Dataset rows
####################

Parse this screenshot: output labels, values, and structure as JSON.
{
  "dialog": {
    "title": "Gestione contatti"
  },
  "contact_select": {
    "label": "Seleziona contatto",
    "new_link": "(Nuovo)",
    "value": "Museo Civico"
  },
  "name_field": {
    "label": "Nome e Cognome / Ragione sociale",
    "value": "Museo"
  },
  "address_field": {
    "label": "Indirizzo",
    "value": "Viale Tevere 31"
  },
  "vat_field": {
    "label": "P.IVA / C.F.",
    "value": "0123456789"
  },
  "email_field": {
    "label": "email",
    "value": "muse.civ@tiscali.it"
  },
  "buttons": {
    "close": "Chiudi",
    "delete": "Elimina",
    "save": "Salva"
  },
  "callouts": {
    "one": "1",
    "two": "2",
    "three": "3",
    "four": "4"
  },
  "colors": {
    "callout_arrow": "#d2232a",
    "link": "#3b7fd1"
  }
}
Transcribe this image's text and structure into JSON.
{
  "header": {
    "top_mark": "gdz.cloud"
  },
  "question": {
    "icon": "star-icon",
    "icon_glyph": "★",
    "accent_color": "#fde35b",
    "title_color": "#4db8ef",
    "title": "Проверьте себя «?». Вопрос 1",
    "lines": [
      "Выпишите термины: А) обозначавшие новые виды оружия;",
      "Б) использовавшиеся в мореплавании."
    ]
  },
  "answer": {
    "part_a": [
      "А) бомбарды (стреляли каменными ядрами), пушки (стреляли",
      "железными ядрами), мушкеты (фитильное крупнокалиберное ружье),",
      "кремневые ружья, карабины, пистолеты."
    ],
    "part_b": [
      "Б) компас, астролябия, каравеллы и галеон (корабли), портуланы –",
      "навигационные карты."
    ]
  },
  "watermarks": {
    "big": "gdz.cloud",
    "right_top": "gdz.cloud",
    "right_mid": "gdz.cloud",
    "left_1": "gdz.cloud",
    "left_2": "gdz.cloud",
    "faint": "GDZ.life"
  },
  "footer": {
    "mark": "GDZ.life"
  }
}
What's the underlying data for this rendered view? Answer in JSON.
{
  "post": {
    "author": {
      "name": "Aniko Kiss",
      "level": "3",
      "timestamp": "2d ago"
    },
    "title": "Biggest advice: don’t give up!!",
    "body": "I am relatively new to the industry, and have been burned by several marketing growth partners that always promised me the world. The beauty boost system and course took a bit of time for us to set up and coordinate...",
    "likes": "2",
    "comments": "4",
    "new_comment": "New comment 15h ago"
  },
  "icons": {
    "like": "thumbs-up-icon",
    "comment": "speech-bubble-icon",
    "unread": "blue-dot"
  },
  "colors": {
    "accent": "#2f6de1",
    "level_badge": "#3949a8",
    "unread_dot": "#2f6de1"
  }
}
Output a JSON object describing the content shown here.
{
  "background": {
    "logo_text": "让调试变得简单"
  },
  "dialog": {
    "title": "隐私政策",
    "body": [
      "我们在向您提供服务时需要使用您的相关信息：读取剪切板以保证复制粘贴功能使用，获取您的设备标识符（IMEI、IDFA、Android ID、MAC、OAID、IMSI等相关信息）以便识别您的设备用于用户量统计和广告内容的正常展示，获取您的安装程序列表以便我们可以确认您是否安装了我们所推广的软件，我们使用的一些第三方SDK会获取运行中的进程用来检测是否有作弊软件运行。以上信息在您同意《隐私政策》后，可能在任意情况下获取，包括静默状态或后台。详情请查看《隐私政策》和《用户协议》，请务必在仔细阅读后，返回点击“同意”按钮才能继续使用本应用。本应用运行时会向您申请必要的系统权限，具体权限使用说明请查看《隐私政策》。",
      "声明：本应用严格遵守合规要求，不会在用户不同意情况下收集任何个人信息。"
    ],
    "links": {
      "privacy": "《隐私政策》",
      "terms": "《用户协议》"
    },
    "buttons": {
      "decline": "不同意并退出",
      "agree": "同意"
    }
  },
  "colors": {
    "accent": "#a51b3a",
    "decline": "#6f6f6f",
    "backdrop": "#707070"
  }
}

####################

Every line containing the string "this" must be listed.

Parse this screenshot: output labels, values, and structure as JSON.
Transcribe this image's text and structure into JSON.
What's the underlying data for this rendered view? Answer in JSON.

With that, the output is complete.